*To be done*. Repeat every record exactly, but keep images out of the copy.
-- Records for the exercise start --
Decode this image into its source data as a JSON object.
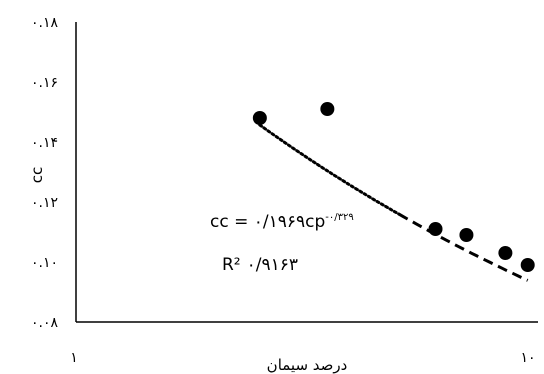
{
  "chart_data": {
    "type": "scatter",
    "xlabel": "درصد سیمان",
    "ylabel": "cc",
    "x_scale": "log",
    "xlim": [
      1,
      10
    ],
    "ylim": [
      0.08,
      0.18
    ],
    "x_tick_values": [
      1,
      10
    ],
    "x_tick_labels": [
      "۱",
      "۱۰"
    ],
    "y_tick_values": [
      0.08,
      0.1,
      0.12,
      0.14,
      0.16,
      0.18
    ],
    "y_tick_labels": [
      "۰.۰۸",
      "۰.۱۰",
      "۰.۱۲",
      "۰.۱۴",
      "۰.۱۶",
      "۰.۱۸"
    ],
    "grid": false,
    "points": [
      {
        "x": 2.5,
        "y": 0.148
      },
      {
        "x": 3.5,
        "y": 0.151
      },
      {
        "x": 6.0,
        "y": 0.111
      },
      {
        "x": 7.0,
        "y": 0.109
      },
      {
        "x": 8.5,
        "y": 0.103
      },
      {
        "x": 9.5,
        "y": 0.099
      }
    ],
    "trendline": {
      "kind": "power",
      "coefficient": 0.1969,
      "exponent": -0.329,
      "x_range": [
        2.5,
        9.5
      ],
      "equation_text": "cc = ۰/۱۹۶۹cp",
      "exponent_text": "-۰/۳۲۹",
      "r2_label": "R²",
      "r2_value_text": "۰/۹۱۶۳"
    },
    "colors": {
      "points": "#000000",
      "trendline": "#000000",
      "axes": "#000000"
    }
  }
}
-- Records for the exercise end --
*Task answer*.
Decode this image into its source data as a JSON object.
{
  "chart_data": {
    "type": "scatter",
    "xlabel": "درصد سیمان",
    "ylabel": "cc",
    "x_scale": "log",
    "xlim": [
      1,
      10
    ],
    "ylim": [
      0.08,
      0.18
    ],
    "x_tick_values": [
      1,
      10
    ],
    "x_tick_labels": [
      "۱",
      "۱۰"
    ],
    "y_tick_values": [
      0.08,
      0.1,
      0.12,
      0.14,
      0.16,
      0.18
    ],
    "y_tick_labels": [
      "۰.۰۸",
      "۰.۱۰",
      "۰.۱۲",
      "۰.۱۴",
      "۰.۱۶",
      "۰.۱۸"
    ],
    "grid": false,
    "points": [
      {
        "x": 2.5,
        "y": 0.148
      },
      {
        "x": 3.5,
        "y": 0.151
      },
      {
        "x": 6.0,
        "y": 0.111
      },
      {
        "x": 7.0,
        "y": 0.109
      },
      {
        "x": 8.5,
        "y": 0.103
      },
      {
        "x": 9.5,
        "y": 0.099
      }
    ],
    "trendline": {
      "kind": "power",
      "coefficient": 0.1969,
      "exponent": -0.329,
      "x_range": [
        2.5,
        9.5
      ],
      "equation_text": "cc = ۰/۱۹۶۹cp",
      "exponent_text": "-۰/۳۲۹",
      "r2_label": "R²",
      "r2_value_text": "۰/۹۱۶۳"
    },
    "colors": {
      "points": "#000000",
      "trendline": "#000000",
      "axes": "#000000"
    }
  }
}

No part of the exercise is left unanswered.